***** EXERCISE MATERIALS

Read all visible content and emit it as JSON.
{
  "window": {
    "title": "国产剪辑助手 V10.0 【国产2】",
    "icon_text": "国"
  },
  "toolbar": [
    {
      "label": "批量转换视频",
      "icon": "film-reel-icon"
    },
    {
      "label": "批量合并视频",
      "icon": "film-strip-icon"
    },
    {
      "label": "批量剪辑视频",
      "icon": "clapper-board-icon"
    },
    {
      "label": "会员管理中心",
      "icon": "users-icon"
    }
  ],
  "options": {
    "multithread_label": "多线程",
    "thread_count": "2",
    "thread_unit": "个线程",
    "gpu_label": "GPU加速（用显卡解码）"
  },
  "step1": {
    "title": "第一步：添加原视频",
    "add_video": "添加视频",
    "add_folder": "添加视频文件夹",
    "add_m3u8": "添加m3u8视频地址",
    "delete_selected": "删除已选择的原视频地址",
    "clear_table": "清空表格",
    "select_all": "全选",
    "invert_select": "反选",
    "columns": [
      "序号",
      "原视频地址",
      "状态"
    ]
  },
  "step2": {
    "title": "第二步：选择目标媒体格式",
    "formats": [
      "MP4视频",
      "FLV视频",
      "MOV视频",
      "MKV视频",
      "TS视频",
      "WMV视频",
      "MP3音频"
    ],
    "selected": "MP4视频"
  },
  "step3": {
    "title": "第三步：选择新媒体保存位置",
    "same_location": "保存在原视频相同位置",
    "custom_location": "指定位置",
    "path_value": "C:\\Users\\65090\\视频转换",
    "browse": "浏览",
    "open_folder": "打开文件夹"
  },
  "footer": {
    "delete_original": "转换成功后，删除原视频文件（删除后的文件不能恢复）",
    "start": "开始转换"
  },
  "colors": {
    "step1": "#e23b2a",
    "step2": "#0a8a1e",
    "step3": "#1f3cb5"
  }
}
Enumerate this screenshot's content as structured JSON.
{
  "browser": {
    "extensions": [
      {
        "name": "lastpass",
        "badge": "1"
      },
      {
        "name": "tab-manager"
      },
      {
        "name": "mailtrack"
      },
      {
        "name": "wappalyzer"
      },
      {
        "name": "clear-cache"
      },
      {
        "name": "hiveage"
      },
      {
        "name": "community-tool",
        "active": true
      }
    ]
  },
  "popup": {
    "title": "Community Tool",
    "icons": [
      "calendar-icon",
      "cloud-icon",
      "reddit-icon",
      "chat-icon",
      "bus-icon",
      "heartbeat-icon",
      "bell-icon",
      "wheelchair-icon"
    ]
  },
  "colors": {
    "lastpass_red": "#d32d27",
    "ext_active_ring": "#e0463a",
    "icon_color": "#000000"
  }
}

**********

THE PROBLEM –
Repeat the material word for word, in full.

THE OUTPUT –
Read all visible content and emit it as JSON.
{
  "window": {
    "title": "国产剪辑助手 V10.0 【国产2】",
    "icon_text": "国"
  },
  "toolbar": [
    {
      "label": "批量转换视频",
      "icon": "film-reel-icon"
    },
    {
      "label": "批量合并视频",
      "icon": "film-strip-icon"
    },
    {
      "label": "批量剪辑视频",
      "icon": "clapper-board-icon"
    },
    {
      "label": "会员管理中心",
      "icon": "users-icon"
    }
  ],
  "options": {
    "multithread_label": "多线程",
    "thread_count": "2",
    "thread_unit": "个线程",
    "gpu_label": "GPU加速（用显卡解码）"
  },
  "step1": {
    "title": "第一步：添加原视频",
    "add_video": "添加视频",
    "add_folder": "添加视频文件夹",
    "add_m3u8": "添加m3u8视频地址",
    "delete_selected": "删除已选择的原视频地址",
    "clear_table": "清空表格",
    "select_all": "全选",
    "invert_select": "反选",
    "columns": [
      "序号",
      "原视频地址",
      "状态"
    ]
  },
  "step2": {
    "title": "第二步：选择目标媒体格式",
    "formats": [
      "MP4视频",
      "FLV视频",
      "MOV视频",
      "MKV视频",
      "TS视频",
      "WMV视频",
      "MP3音频"
    ],
    "selected": "MP4视频"
  },
  "step3": {
    "title": "第三步：选择新媒体保存位置",
    "same_location": "保存在原视频相同位置",
    "custom_location": "指定位置",
    "path_value": "C:\\Users\\65090\\视频转换",
    "browse": "浏览",
    "open_folder": "打开文件夹"
  },
  "footer": {
    "delete_original": "转换成功后，删除原视频文件（删除后的文件不能恢复）",
    "start": "开始转换"
  },
  "colors": {
    "step1": "#e23b2a",
    "step2": "#0a8a1e",
    "step3": "#1f3cb5"
  }
}
Enumerate this screenshot's content as structured JSON.
{
  "browser": {
    "extensions": [
      {
        "name": "lastpass",
        "badge": "1"
      },
      {
        "name": "tab-manager"
      },
      {
        "name": "mailtrack"
      },
      {
        "name": "wappalyzer"
      },
      {
        "name": "clear-cache"
      },
      {
        "name": "hiveage"
      },
      {
        "name": "community-tool",
        "active": true
      }
    ]
  },
  "popup": {
    "title": "Community Tool",
    "icons": [
      "calendar-icon",
      "cloud-icon",
      "reddit-icon",
      "chat-icon",
      "bus-icon",
      "heartbeat-icon",
      "bell-icon",
      "wheelchair-icon"
    ]
  },
  "colors": {
    "lastpass_red": "#d32d27",
    "ext_active_ring": "#e0463a",
    "icon_color": "#000000"
  }
}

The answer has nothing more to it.